Your task is to copy every record exactly.

[Figure dataset records]
..............................
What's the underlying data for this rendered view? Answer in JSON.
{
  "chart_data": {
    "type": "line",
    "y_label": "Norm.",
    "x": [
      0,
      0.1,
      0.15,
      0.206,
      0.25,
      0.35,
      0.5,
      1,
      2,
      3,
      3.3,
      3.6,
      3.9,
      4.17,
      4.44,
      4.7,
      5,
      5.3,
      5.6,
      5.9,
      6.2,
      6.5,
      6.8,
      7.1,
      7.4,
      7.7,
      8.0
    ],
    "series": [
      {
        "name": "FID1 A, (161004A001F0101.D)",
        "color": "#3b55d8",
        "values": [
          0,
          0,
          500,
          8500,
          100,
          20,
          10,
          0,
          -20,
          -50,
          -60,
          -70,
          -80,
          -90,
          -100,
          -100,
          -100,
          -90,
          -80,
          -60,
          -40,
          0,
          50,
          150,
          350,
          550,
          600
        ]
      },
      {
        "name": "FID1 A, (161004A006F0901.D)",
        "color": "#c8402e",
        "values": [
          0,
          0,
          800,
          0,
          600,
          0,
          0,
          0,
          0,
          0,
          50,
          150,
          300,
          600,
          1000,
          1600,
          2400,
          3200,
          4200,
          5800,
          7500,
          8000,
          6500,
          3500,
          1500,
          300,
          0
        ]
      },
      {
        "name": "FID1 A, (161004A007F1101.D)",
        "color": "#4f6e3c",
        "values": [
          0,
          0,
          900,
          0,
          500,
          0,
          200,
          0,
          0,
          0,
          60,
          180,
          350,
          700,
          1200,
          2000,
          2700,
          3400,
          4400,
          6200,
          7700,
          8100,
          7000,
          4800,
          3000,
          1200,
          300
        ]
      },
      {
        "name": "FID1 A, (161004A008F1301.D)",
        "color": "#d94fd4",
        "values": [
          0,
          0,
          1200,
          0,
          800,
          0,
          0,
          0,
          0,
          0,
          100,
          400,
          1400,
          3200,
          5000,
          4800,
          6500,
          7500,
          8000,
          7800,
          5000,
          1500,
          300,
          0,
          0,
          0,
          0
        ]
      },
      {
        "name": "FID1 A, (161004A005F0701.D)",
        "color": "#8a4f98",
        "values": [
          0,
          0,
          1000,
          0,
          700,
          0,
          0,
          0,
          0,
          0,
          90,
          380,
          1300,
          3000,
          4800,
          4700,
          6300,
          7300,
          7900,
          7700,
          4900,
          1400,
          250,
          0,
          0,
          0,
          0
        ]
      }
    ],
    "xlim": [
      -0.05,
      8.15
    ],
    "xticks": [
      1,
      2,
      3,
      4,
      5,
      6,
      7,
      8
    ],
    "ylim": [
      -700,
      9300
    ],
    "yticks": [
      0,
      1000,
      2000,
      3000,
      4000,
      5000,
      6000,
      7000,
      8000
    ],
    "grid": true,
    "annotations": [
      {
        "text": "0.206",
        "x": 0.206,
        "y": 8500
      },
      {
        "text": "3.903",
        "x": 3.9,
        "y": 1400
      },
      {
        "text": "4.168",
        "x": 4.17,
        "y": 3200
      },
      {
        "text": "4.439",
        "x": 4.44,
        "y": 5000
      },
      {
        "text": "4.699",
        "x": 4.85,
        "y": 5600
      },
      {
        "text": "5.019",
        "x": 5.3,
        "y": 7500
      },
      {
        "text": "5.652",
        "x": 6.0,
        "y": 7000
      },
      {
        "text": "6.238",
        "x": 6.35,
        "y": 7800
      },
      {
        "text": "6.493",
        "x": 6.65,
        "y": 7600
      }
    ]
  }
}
..............................
**Expected output**:
What's the underlying data for this rendered view? Answer in JSON.
{
  "chart_data": {
    "type": "line",
    "y_label": "Norm.",
    "x": [
      0,
      0.1,
      0.15,
      0.206,
      0.25,
      0.35,
      0.5,
      1,
      2,
      3,
      3.3,
      3.6,
      3.9,
      4.17,
      4.44,
      4.7,
      5,
      5.3,
      5.6,
      5.9,
      6.2,
      6.5,
      6.8,
      7.1,
      7.4,
      7.7,
      8.0
    ],
    "series": [
      {
        "name": "FID1 A, (161004A001F0101.D)",
        "color": "#3b55d8",
        "values": [
          0,
          0,
          500,
          8500,
          100,
          20,
          10,
          0,
          -20,
          -50,
          -60,
          -70,
          -80,
          -90,
          -100,
          -100,
          -100,
          -90,
          -80,
          -60,
          -40,
          0,
          50,
          150,
          350,
          550,
          600
        ]
      },
      {
        "name": "FID1 A, (161004A006F0901.D)",
        "color": "#c8402e",
        "values": [
          0,
          0,
          800,
          0,
          600,
          0,
          0,
          0,
          0,
          0,
          50,
          150,
          300,
          600,
          1000,
          1600,
          2400,
          3200,
          4200,
          5800,
          7500,
          8000,
          6500,
          3500,
          1500,
          300,
          0
        ]
      },
      {
        "name": "FID1 A, (161004A007F1101.D)",
        "color": "#4f6e3c",
        "values": [
          0,
          0,
          900,
          0,
          500,
          0,
          200,
          0,
          0,
          0,
          60,
          180,
          350,
          700,
          1200,
          2000,
          2700,
          3400,
          4400,
          6200,
          7700,
          8100,
          7000,
          4800,
          3000,
          1200,
          300
        ]
      },
      {
        "name": "FID1 A, (161004A008F1301.D)",
        "color": "#d94fd4",
        "values": [
          0,
          0,
          1200,
          0,
          800,
          0,
          0,
          0,
          0,
          0,
          100,
          400,
          1400,
          3200,
          5000,
          4800,
          6500,
          7500,
          8000,
          7800,
          5000,
          1500,
          300,
          0,
          0,
          0,
          0
        ]
      },
      {
        "name": "FID1 A, (161004A005F0701.D)",
        "color": "#8a4f98",
        "values": [
          0,
          0,
          1000,
          0,
          700,
          0,
          0,
          0,
          0,
          0,
          90,
          380,
          1300,
          3000,
          4800,
          4700,
          6300,
          7300,
          7900,
          7700,
          4900,
          1400,
          250,
          0,
          0,
          0,
          0
        ]
      }
    ],
    "xlim": [
      -0.05,
      8.15
    ],
    "xticks": [
      1,
      2,
      3,
      4,
      5,
      6,
      7,
      8
    ],
    "ylim": [
      -700,
      9300
    ],
    "yticks": [
      0,
      1000,
      2000,
      3000,
      4000,
      5000,
      6000,
      7000,
      8000
    ],
    "grid": true,
    "annotations": [
      {
        "text": "0.206",
        "x": 0.206,
        "y": 8500
      },
      {
        "text": "3.903",
        "x": 3.9,
        "y": 1400
      },
      {
        "text": "4.168",
        "x": 4.17,
        "y": 3200
      },
      {
        "text": "4.439",
        "x": 4.44,
        "y": 5000
      },
      {
        "text": "4.699",
        "x": 4.85,
        "y": 5600
      },
      {
        "text": "5.019",
        "x": 5.3,
        "y": 7500
      },
      {
        "text": "5.652",
        "x": 6.0,
        "y": 7000
      },
      {
        "text": "6.238",
        "x": 6.35,
        "y": 7800
      },
      {
        "text": "6.493",
        "x": 6.65,
        "y": 7600
      }
    ]
  }
}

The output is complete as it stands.